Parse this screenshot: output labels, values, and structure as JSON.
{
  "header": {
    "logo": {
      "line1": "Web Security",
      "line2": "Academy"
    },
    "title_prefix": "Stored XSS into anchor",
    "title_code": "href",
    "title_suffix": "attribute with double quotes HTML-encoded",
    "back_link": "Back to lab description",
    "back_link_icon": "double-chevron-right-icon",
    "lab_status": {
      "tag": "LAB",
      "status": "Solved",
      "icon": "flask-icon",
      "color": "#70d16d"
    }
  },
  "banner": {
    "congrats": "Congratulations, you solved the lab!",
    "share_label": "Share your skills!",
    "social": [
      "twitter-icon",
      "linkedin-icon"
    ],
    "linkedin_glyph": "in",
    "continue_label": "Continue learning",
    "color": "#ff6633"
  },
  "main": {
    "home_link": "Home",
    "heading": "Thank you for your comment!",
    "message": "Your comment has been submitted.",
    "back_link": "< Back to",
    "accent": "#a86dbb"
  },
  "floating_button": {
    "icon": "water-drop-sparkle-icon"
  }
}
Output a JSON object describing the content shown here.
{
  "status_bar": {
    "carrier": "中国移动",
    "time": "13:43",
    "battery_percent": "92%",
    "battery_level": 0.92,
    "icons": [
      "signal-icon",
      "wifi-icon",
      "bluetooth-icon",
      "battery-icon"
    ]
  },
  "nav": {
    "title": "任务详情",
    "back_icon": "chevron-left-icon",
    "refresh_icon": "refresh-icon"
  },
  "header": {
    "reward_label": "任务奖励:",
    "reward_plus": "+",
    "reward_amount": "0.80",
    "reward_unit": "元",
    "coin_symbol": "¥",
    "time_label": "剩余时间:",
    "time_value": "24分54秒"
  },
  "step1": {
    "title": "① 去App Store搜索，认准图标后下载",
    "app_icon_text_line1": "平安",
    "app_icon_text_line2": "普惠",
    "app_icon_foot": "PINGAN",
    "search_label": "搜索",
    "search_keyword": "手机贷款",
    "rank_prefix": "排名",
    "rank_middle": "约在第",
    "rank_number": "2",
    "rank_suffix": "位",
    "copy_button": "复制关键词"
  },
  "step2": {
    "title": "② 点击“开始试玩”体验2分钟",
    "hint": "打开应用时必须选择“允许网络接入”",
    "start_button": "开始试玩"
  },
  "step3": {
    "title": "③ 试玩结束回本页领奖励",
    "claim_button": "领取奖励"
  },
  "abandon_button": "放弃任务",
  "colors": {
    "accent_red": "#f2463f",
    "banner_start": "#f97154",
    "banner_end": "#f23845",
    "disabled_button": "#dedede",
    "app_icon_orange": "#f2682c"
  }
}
━━━━━━━━━━
Go through the records and show every line with the string "JSON" in it.

Parse this screenshot: output labels, values, and structure as JSON.
Output a JSON object describing the content shown here.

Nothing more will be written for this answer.